Please output the records below in full, exactly as given, but without the images.

Records from a dataset:
:::::

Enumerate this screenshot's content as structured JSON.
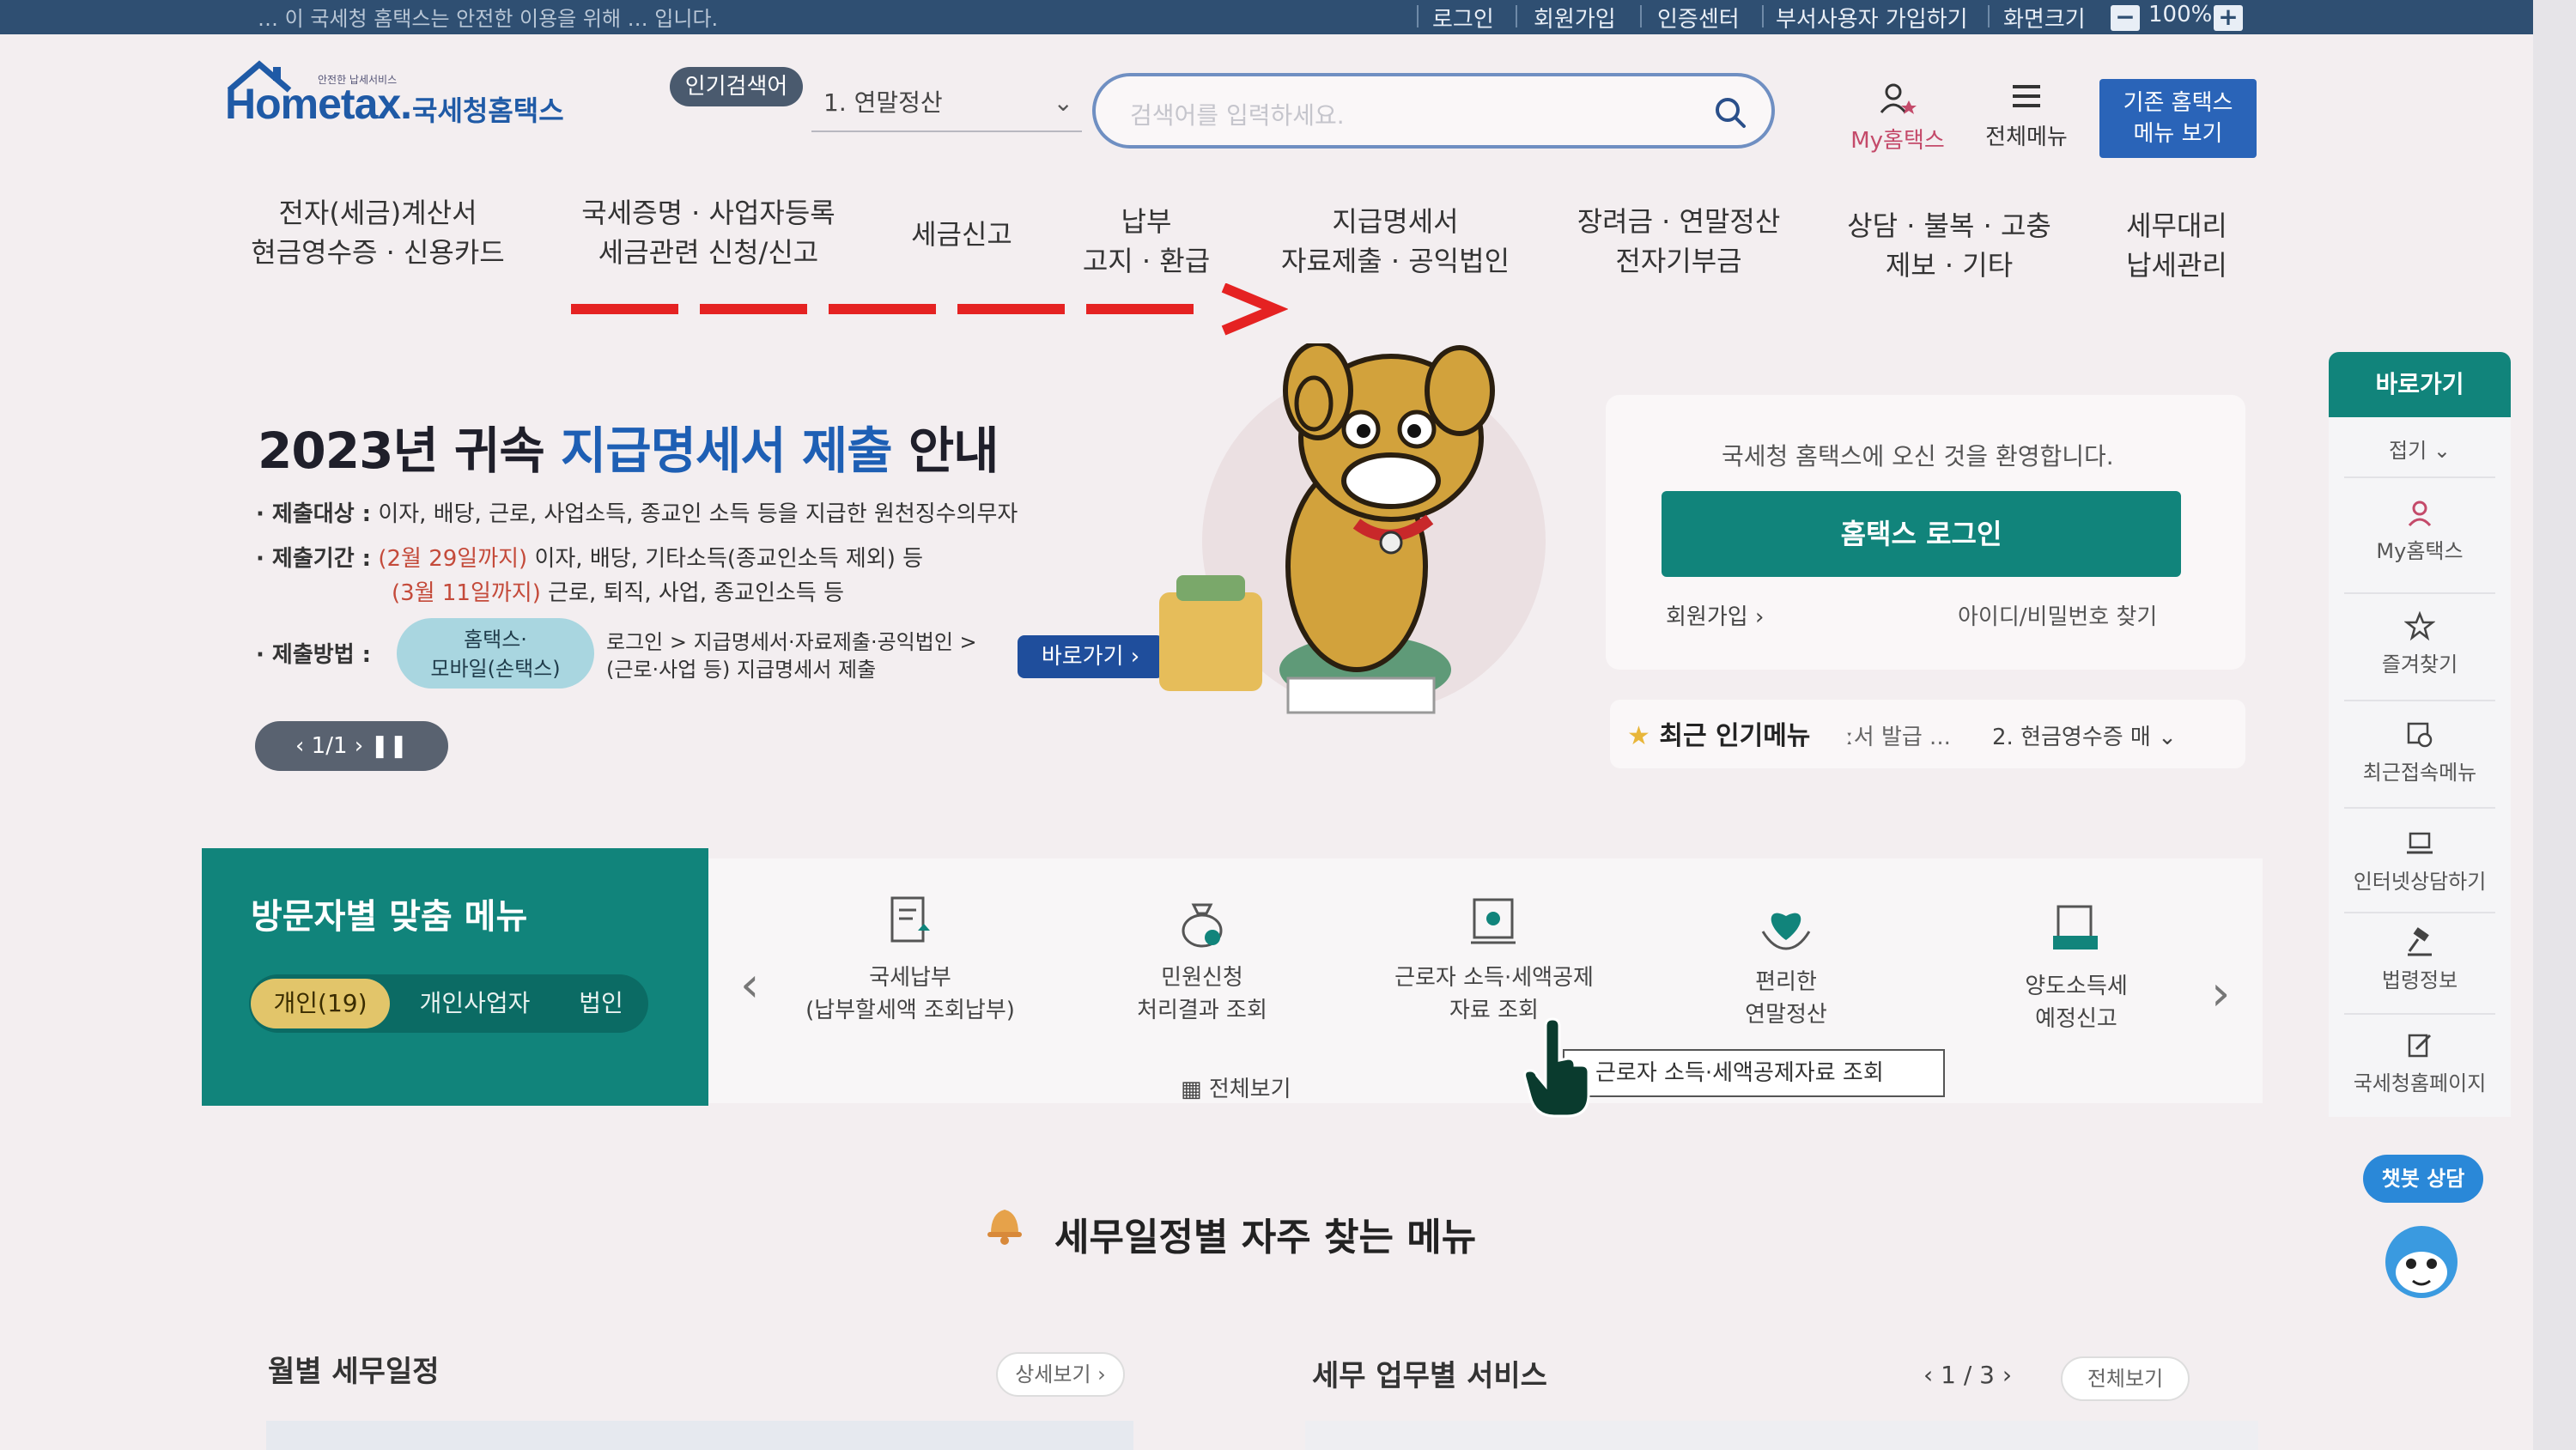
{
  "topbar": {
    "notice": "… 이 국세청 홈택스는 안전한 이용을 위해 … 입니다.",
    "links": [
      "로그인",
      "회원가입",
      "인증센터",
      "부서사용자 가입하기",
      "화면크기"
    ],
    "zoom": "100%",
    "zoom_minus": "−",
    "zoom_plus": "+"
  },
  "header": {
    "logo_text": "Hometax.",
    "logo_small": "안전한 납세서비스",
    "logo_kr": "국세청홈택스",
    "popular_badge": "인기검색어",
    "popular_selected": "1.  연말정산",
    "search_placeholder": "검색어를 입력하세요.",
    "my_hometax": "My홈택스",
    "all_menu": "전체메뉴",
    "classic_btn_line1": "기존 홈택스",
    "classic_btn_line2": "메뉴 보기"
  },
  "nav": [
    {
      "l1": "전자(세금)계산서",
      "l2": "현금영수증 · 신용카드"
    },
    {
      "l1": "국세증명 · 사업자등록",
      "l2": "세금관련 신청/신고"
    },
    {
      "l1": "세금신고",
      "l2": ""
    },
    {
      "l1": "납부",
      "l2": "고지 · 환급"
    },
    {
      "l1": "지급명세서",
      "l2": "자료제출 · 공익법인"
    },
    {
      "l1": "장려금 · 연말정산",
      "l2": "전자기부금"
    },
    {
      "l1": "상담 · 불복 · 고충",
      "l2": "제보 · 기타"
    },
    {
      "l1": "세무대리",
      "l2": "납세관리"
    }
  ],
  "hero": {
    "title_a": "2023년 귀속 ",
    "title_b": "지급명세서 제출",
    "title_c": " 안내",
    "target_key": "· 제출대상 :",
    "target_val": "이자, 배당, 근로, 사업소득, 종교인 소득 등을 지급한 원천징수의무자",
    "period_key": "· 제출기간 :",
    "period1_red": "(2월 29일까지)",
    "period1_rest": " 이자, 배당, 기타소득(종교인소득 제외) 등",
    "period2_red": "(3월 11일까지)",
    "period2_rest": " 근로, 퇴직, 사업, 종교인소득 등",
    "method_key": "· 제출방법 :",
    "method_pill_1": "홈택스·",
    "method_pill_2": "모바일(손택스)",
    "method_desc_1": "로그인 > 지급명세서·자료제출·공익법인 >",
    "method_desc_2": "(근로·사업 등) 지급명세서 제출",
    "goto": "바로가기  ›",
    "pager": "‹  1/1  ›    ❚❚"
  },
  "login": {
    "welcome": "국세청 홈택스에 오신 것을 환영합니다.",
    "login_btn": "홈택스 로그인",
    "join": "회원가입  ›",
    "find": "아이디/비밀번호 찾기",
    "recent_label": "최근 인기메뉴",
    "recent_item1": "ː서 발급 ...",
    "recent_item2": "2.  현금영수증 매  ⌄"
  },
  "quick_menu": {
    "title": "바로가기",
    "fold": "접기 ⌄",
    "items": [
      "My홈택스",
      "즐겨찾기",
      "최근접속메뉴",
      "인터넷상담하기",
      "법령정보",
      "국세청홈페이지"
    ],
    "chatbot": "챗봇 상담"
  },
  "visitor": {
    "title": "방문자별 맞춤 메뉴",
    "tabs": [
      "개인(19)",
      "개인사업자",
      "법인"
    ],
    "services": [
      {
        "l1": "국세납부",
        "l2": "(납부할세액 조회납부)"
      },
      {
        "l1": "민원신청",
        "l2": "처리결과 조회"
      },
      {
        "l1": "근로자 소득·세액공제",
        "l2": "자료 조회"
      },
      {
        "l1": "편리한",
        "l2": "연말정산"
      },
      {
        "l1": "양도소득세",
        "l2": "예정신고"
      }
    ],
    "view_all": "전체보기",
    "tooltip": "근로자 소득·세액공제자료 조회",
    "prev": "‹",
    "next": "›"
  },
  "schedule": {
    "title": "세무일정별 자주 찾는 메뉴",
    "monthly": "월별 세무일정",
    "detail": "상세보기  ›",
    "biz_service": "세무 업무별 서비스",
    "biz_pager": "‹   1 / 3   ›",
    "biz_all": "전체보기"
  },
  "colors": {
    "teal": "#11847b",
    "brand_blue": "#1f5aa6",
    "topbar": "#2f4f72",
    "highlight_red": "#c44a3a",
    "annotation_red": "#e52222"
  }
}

:::::

# [Exercise result]
Enumerate this screenshot's content as structured JSON.
{
  "topbar": {
    "notice": "… 이 국세청 홈택스는 안전한 이용을 위해 … 입니다.",
    "links": [
      "로그인",
      "회원가입",
      "인증센터",
      "부서사용자 가입하기",
      "화면크기"
    ],
    "zoom": "100%",
    "zoom_minus": "−",
    "zoom_plus": "+"
  },
  "header": {
    "logo_text": "Hometax.",
    "logo_small": "안전한 납세서비스",
    "logo_kr": "국세청홈택스",
    "popular_badge": "인기검색어",
    "popular_selected": "1.  연말정산",
    "search_placeholder": "검색어를 입력하세요.",
    "my_hometax": "My홈택스",
    "all_menu": "전체메뉴",
    "classic_btn_line1": "기존 홈택스",
    "classic_btn_line2": "메뉴 보기"
  },
  "nav": [
    {
      "l1": "전자(세금)계산서",
      "l2": "현금영수증 · 신용카드"
    },
    {
      "l1": "국세증명 · 사업자등록",
      "l2": "세금관련 신청/신고"
    },
    {
      "l1": "세금신고",
      "l2": ""
    },
    {
      "l1": "납부",
      "l2": "고지 · 환급"
    },
    {
      "l1": "지급명세서",
      "l2": "자료제출 · 공익법인"
    },
    {
      "l1": "장려금 · 연말정산",
      "l2": "전자기부금"
    },
    {
      "l1": "상담 · 불복 · 고충",
      "l2": "제보 · 기타"
    },
    {
      "l1": "세무대리",
      "l2": "납세관리"
    }
  ],
  "hero": {
    "title_a": "2023년 귀속 ",
    "title_b": "지급명세서 제출",
    "title_c": " 안내",
    "target_key": "· 제출대상 :",
    "target_val": "이자, 배당, 근로, 사업소득, 종교인 소득 등을 지급한 원천징수의무자",
    "period_key": "· 제출기간 :",
    "period1_red": "(2월 29일까지)",
    "period1_rest": " 이자, 배당, 기타소득(종교인소득 제외) 등",
    "period2_red": "(3월 11일까지)",
    "period2_rest": " 근로, 퇴직, 사업, 종교인소득 등",
    "method_key": "· 제출방법 :",
    "method_pill_1": "홈택스·",
    "method_pill_2": "모바일(손택스)",
    "method_desc_1": "로그인 > 지급명세서·자료제출·공익법인 >",
    "method_desc_2": "(근로·사업 등) 지급명세서 제출",
    "goto": "바로가기  ›",
    "pager": "‹  1/1  ›    ❚❚"
  },
  "login": {
    "welcome": "국세청 홈택스에 오신 것을 환영합니다.",
    "login_btn": "홈택스 로그인",
    "join": "회원가입  ›",
    "find": "아이디/비밀번호 찾기",
    "recent_label": "최근 인기메뉴",
    "recent_item1": "ː서 발급 ...",
    "recent_item2": "2.  현금영수증 매  ⌄"
  },
  "quick_menu": {
    "title": "바로가기",
    "fold": "접기 ⌄",
    "items": [
      "My홈택스",
      "즐겨찾기",
      "최근접속메뉴",
      "인터넷상담하기",
      "법령정보",
      "국세청홈페이지"
    ],
    "chatbot": "챗봇 상담"
  },
  "visitor": {
    "title": "방문자별 맞춤 메뉴",
    "tabs": [
      "개인(19)",
      "개인사업자",
      "법인"
    ],
    "services": [
      {
        "l1": "국세납부",
        "l2": "(납부할세액 조회납부)"
      },
      {
        "l1": "민원신청",
        "l2": "처리결과 조회"
      },
      {
        "l1": "근로자 소득·세액공제",
        "l2": "자료 조회"
      },
      {
        "l1": "편리한",
        "l2": "연말정산"
      },
      {
        "l1": "양도소득세",
        "l2": "예정신고"
      }
    ],
    "view_all": "전체보기",
    "tooltip": "근로자 소득·세액공제자료 조회",
    "prev": "‹",
    "next": "›"
  },
  "schedule": {
    "title": "세무일정별 자주 찾는 메뉴",
    "monthly": "월별 세무일정",
    "detail": "상세보기  ›",
    "biz_service": "세무 업무별 서비스",
    "biz_pager": "‹   1 / 3   ›",
    "biz_all": "전체보기"
  },
  "colors": {
    "teal": "#11847b",
    "brand_blue": "#1f5aa6",
    "topbar": "#2f4f72",
    "highlight_red": "#c44a3a",
    "annotation_red": "#e52222"
  }
}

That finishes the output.